■ **What is being asked**: Copy the records below exactly as they are written.

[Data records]
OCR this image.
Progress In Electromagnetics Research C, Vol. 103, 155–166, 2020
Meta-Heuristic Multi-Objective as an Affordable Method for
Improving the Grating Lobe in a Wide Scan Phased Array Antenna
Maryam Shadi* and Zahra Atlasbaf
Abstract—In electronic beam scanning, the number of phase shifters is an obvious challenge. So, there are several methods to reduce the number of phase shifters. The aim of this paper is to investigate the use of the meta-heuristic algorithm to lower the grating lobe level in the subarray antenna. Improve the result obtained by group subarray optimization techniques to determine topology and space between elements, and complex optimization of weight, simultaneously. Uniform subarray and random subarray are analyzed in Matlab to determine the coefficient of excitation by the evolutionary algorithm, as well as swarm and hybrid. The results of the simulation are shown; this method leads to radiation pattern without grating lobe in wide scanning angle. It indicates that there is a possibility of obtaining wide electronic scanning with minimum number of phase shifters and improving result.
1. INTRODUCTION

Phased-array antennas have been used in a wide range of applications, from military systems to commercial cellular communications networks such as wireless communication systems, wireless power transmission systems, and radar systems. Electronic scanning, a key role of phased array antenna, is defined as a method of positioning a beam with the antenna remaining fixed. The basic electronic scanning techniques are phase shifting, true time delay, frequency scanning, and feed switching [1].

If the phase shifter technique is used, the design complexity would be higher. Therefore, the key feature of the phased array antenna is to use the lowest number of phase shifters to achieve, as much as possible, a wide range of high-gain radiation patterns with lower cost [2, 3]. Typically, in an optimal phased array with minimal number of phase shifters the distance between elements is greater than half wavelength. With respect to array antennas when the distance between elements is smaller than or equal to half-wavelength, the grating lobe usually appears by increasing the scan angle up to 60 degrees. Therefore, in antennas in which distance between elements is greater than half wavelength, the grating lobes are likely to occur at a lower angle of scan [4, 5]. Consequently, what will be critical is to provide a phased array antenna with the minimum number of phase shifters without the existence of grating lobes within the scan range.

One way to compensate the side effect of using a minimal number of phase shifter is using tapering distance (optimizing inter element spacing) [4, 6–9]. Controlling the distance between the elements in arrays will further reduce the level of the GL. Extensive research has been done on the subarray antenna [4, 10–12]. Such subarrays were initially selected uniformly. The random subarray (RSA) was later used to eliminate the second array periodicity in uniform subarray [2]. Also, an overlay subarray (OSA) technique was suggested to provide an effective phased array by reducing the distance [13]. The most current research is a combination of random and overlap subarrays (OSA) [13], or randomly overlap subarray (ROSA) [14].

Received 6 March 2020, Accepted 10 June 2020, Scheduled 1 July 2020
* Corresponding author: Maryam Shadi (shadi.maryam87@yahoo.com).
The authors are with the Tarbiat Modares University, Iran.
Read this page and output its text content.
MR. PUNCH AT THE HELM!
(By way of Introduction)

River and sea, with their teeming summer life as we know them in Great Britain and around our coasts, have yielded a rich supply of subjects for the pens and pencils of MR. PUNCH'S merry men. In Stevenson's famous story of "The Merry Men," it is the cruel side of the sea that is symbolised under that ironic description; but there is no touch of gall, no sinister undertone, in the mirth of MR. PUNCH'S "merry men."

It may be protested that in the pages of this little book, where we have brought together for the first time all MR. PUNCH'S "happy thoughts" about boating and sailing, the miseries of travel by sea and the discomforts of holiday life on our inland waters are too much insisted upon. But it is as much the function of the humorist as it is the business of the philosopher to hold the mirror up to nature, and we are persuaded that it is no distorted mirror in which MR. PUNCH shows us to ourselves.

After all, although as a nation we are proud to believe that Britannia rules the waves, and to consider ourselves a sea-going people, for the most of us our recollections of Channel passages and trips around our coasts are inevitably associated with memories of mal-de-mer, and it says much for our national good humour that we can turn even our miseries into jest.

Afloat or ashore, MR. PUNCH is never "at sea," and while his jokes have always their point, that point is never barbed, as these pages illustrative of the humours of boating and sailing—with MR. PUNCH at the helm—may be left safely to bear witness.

■ **Correct output**:
OCR this image.
Progress In Electromagnetics Research C, Vol. 103, 155–166, 2020
Meta-Heuristic Multi-Objective as an Affordable Method for
Improving the Grating Lobe in a Wide Scan Phased Array Antenna
Maryam Shadi* and Zahra Atlasbaf
Abstract—In electronic beam scanning, the number of phase shifters is an obvious challenge. So, there are several methods to reduce the number of phase shifters. The aim of this paper is to investigate the use of the meta-heuristic algorithm to lower the grating lobe level in the subarray antenna. Improve the result obtained by group subarray optimization techniques to determine topology and space between elements, and complex optimization of weight, simultaneously. Uniform subarray and random subarray are analyzed in Matlab to determine the coefficient of excitation by the evolutionary algorithm, as well as swarm and hybrid. The results of the simulation are shown; this method leads to radiation pattern without grating lobe in wide scanning angle. It indicates that there is a possibility of obtaining wide electronic scanning with minimum number of phase shifters and improving result.
1. INTRODUCTION

Phased-array antennas have been used in a wide range of applications, from military systems to commercial cellular communications networks such as wireless communication systems, wireless power transmission systems, and radar systems. Electronic scanning, a key role of phased array antenna, is defined as a method of positioning a beam with the antenna remaining fixed. The basic electronic scanning techniques are phase shifting, true time delay, frequency scanning, and feed switching [1].

If the phase shifter technique is used, the design complexity would be higher. Therefore, the key feature of the phased array antenna is to use the lowest number of phase shifters to achieve, as much as possible, a wide range of high-gain radiation patterns with lower cost [2, 3]. Typically, in an optimal phased array with minimal number of phase shifters the distance between elements is greater than half wavelength. With respect to array antennas when the distance between elements is smaller than or equal to half-wavelength, the grating lobe usually appears by increasing the scan angle up to 60 degrees. Therefore, in antennas in which distance between elements is greater than half wavelength, the grating lobes are likely to occur at a lower angle of scan [4, 5]. Consequently, what will be critical is to provide a phased array antenna with the minimum number of phase shifters without the existence of grating lobes within the scan range.

One way to compensate the side effect of using a minimal number of phase shifter is using tapering distance (optimizing inter element spacing) [4, 6–9]. Controlling the distance between the elements in arrays will further reduce the level of the GL. Extensive research has been done on the subarray antenna [4, 10–12]. Such subarrays were initially selected uniformly. The random subarray (RSA) was later used to eliminate the second array periodicity in uniform subarray [2]. Also, an overlay subarray (OSA) technique was suggested to provide an effective phased array by reducing the distance [13]. The most current research is a combination of random and overlap subarrays (OSA) [13], or randomly overlap subarray (ROSA) [14].

Received 6 March 2020, Accepted 10 June 2020, Scheduled 1 July 2020
* Corresponding author: Maryam Shadi (shadi.maryam87@yahoo.com).
The authors are with the Tarbiat Modares University, Iran.
Read this page and output its text content.
MR. PUNCH AT THE HELM!
(By way of Introduction)

River and sea, with their teeming summer life as we know them in Great Britain and around our coasts, have yielded a rich supply of subjects for the pens and pencils of MR. PUNCH'S merry men. In Stevenson's famous story of "The Merry Men," it is the cruel side of the sea that is symbolised under that ironic description; but there is no touch of gall, no sinister undertone, in the mirth of MR. PUNCH'S "merry men."

It may be protested that in the pages of this little book, where we have brought together for the first time all MR. PUNCH'S "happy thoughts" about boating and sailing, the miseries of travel by sea and the discomforts of holiday life on our inland waters are too much insisted upon. But it is as much the function of the humorist as it is the business of the philosopher to hold the mirror up to nature, and we are persuaded that it is no distorted mirror in which MR. PUNCH shows us to ourselves.

After all, although as a nation we are proud to believe that Britannia rules the waves, and to consider ourselves a sea-going people, for the most of us our recollections of Channel passages and trips around our coasts are inevitably associated with memories of mal-de-mer, and it says much for our national good humour that we can turn even our miseries into jest.

Afloat or ashore, MR. PUNCH is never "at sea," and while his jokes have always their point, that point is never barbed, as these pages illustrative of the humours of boating and sailing—with MR. PUNCH at the helm—may be left safely to bear witness.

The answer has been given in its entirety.